** Start Text **

Some of her short stories may be dated and uneven, but we certainly enjoyed many of them. We found her criticism and review less interesting--but interesting enough.

The book we read is entitled, "The Portable Dorothy Parker" from Penguin books, which has been in print for decades.

In this article, I will briefly discuss her poetry.

She was the author of three collections of poetry, Enough Rope, (1926), Sunset Gun, (1928), and Death and Taxes (1931). Editions of her collected poetry followed, including a posthumous collection of additional poems.

Her first poetry collection was widely popular. A reviewer from The Nation, in rather purple prose, described the poems as "caked with salty humor, rough with splinters of disillusion, and tarred with a bright black authenticity." A review for The  N.Y. Times, however, dismissed her verse, rather unfairly, I think, as "flapper poetry."

Undoubtedly her most famous poem is the two-liner, "Men seldom make passes/ At girls who wear glasses." There is, however, much more to her work than these lines suggest, as I hope to now demonstrate.

Let us n ow turn our attention to a poem from her first collection, entitled "Fighting Words.'

Say my love is easy had,

   Say I'm bitten raw with pride,

Say that I am too often sad--

   Still behold me at your side.

** End Text **

-- Short exercise 1 --
According to the Dorothy Parker review, why does the writer turn to the poem "Fighting Words" after quoting Parker's most famous two-liner?
-- Short exercise 2 --
Duplicate the part of the Dorothy Parker review that opens with the words containing "In this article, I" and closes with "to now demonstrate.".

** Start Record list **

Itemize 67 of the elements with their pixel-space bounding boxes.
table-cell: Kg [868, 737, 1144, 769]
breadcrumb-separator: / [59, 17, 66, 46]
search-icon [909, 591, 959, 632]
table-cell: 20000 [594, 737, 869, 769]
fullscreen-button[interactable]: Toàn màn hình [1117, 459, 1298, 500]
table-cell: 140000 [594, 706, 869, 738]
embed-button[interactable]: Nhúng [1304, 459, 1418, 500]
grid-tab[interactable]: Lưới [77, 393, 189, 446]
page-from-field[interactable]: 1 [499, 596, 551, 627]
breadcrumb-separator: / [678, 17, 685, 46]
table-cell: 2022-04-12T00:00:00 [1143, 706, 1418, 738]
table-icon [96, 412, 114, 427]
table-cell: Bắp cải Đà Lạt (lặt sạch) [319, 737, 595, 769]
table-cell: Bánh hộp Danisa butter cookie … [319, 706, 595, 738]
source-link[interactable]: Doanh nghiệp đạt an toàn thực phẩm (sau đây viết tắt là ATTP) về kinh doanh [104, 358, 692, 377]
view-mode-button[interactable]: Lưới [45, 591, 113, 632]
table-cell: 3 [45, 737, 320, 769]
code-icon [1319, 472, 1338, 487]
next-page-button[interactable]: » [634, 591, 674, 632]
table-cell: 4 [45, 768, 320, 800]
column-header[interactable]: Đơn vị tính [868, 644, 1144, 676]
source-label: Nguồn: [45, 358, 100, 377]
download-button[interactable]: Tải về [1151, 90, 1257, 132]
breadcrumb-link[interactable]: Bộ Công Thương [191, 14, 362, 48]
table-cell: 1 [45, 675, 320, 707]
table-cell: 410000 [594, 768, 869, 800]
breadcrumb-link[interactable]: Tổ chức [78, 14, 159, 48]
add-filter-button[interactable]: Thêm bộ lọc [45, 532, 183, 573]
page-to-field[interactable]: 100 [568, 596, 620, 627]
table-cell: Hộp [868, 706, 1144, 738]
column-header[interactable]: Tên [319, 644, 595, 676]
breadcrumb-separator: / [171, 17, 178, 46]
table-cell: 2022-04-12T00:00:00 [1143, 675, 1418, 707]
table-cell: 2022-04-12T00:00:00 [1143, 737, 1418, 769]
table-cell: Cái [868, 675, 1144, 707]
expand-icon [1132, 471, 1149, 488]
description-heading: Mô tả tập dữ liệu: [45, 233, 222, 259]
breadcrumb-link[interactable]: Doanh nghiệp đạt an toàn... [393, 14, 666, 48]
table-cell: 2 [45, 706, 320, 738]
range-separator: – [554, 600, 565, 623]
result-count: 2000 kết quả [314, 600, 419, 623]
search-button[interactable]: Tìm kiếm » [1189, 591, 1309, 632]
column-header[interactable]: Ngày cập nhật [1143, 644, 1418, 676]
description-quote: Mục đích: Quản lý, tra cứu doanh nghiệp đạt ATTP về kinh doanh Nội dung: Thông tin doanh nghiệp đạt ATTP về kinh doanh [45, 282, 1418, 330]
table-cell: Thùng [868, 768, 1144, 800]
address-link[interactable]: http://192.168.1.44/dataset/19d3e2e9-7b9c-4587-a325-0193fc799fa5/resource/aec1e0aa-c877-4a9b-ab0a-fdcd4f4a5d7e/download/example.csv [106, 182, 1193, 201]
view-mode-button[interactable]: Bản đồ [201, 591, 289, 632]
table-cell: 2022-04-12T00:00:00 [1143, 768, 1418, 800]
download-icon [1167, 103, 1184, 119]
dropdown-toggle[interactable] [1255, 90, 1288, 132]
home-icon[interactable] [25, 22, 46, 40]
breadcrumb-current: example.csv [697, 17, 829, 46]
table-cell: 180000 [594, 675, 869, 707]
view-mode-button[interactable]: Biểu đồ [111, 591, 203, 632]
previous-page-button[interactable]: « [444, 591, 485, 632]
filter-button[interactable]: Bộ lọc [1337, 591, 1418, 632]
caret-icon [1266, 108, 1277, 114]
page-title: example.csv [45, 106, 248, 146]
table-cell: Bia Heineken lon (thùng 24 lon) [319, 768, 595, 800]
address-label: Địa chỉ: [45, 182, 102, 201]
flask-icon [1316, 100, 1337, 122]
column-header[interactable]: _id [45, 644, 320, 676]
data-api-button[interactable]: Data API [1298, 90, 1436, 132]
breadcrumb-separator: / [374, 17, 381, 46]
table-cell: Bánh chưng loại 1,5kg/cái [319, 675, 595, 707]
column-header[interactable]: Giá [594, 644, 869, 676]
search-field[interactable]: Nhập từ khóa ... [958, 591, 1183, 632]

** End Record list **

-- Exercise response 1 --
The writer says there is much more to Parker's work than the two lines about girls who wear glasses suggest. The writer hopes to demonstrate this, so the discussion moves to "Fighting Words," a poem from her first collection.

-- Exercise response 2 --
In this article, I will briefly discuss her poetry.

She was the author of three collections of poetry, Enough Rope, (1926), Sunset Gun, (1928), and Death and Taxes (1931). Editions of her collected poetry followed, including a posthumous collection of additional poems.

Her first poetry collection was widely popular. A reviewer from The Nation, in rather purple prose, described the poems as "caked with salty humor, rough with splinters of disillusion, and tarred with a bright black authenticity." A review for The  N.Y. Times, however, dismissed her verse, rather unfairly, I think, as "flapper poetry."

Undoubtedly her most famous poem is the two-liner, "Men seldom make passes/ At girls who wear glasses." There is, however, much more to her work than these lines suggest, as I hope to now demonstrate.